*Directions:* Find every line below that contains the word "leaving" and copy it out.

Records:

* * *

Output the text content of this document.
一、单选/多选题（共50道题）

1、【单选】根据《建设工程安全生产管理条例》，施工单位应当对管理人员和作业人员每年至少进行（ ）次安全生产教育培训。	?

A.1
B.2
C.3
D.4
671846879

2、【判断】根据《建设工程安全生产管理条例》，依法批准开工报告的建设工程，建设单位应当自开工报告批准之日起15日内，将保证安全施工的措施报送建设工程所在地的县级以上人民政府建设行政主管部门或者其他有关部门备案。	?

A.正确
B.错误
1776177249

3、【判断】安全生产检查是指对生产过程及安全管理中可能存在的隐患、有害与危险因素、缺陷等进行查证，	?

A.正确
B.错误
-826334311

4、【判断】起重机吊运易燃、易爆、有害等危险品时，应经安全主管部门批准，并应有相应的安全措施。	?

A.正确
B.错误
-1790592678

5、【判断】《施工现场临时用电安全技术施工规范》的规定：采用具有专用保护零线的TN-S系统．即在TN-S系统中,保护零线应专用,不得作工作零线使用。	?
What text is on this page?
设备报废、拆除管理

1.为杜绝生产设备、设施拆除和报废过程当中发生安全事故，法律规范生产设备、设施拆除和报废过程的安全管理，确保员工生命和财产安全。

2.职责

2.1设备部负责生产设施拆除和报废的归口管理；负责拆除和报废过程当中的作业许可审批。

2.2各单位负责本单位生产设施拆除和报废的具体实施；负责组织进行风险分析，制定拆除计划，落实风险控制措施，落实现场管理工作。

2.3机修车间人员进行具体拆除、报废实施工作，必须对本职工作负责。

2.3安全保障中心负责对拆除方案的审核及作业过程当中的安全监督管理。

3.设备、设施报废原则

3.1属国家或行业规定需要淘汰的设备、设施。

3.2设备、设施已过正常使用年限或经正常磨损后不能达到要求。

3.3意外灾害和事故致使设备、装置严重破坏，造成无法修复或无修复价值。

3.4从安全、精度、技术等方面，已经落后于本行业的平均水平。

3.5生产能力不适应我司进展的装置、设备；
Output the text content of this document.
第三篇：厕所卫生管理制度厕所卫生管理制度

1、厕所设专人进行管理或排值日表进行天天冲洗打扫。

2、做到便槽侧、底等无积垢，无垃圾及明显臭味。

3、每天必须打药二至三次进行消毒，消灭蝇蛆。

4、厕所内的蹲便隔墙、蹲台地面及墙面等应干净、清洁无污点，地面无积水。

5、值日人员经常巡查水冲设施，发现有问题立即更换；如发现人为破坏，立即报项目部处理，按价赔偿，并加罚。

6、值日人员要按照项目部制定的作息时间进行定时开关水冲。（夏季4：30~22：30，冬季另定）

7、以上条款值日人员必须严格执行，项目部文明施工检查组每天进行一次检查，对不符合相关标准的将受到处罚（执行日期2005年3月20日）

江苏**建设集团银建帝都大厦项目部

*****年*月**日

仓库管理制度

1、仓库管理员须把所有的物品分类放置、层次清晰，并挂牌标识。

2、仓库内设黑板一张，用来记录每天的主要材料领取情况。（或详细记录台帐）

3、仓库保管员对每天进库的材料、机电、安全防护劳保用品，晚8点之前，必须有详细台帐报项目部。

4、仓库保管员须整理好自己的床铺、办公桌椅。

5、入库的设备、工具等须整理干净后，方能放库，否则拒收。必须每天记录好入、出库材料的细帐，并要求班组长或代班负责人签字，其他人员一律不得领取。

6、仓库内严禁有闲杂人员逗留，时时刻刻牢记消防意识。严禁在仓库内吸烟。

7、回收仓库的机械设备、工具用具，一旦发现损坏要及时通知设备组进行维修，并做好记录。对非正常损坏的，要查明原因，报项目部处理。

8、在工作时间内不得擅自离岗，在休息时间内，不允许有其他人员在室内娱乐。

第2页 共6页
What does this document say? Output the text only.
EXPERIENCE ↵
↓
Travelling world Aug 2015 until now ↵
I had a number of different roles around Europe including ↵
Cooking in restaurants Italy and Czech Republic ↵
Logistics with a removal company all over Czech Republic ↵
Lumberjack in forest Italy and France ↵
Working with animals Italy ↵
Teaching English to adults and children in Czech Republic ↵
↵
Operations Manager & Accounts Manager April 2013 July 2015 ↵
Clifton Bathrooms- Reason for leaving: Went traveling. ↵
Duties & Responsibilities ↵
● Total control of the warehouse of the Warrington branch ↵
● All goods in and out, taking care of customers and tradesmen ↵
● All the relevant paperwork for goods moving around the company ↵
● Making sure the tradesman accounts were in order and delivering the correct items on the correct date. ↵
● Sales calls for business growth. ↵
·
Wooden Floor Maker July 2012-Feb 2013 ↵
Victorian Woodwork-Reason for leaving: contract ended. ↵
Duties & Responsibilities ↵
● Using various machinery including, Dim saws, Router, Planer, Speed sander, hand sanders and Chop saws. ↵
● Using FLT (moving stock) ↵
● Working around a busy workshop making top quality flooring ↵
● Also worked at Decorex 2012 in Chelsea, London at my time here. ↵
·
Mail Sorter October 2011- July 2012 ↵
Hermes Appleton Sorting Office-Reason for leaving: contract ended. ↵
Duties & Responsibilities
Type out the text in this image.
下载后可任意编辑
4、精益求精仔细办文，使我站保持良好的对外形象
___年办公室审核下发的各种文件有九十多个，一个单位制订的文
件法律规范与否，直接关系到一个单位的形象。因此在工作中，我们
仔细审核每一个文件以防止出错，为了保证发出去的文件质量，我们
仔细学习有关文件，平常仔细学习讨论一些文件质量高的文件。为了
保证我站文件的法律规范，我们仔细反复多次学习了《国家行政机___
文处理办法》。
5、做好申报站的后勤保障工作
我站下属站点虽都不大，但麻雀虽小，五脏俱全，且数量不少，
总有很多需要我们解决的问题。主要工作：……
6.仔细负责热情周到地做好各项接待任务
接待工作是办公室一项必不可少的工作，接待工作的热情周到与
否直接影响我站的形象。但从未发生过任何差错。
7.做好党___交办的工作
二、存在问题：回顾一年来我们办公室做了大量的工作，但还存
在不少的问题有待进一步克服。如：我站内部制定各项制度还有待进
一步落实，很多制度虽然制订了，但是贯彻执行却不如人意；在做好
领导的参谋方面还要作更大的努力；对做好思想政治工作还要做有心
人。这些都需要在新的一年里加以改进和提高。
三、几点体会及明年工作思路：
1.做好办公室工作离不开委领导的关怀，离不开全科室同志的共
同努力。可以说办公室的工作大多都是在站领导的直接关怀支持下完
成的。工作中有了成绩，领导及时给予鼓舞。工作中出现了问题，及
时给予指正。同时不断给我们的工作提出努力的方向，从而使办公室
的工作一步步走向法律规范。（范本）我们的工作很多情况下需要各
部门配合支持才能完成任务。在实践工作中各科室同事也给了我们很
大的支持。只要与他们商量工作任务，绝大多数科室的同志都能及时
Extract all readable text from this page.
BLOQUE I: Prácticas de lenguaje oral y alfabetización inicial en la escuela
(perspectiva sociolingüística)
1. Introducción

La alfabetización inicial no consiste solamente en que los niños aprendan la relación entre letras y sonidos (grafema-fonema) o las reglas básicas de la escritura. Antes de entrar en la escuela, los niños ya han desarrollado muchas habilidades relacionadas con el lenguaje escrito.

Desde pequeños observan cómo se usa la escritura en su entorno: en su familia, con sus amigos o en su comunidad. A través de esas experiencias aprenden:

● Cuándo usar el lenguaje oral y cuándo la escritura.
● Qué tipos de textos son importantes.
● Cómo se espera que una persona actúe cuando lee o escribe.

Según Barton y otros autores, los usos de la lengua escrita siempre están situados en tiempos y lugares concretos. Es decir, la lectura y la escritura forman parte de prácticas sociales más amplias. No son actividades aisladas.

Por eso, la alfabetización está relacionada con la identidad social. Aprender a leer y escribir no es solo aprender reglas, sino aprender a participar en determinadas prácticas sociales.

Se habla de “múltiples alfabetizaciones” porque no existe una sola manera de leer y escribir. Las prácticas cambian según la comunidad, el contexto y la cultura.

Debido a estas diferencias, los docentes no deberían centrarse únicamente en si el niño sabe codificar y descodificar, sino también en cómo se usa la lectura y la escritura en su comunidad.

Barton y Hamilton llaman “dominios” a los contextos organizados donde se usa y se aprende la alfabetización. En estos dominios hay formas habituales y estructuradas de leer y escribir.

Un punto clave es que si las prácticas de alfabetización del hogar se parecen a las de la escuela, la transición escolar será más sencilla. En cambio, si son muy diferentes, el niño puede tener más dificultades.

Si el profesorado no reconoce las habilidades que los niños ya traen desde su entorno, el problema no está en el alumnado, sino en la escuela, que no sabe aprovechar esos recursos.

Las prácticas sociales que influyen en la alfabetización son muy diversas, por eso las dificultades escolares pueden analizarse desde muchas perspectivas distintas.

* * *

*Completed task:*
Clifton Bathrooms- Reason for leaving: Went traveling. ↵
Victorian Woodwork-Reason for leaving: contract ended. ↵
Hermes Appleton Sorting Office-Reason for leaving: contract ended. ↵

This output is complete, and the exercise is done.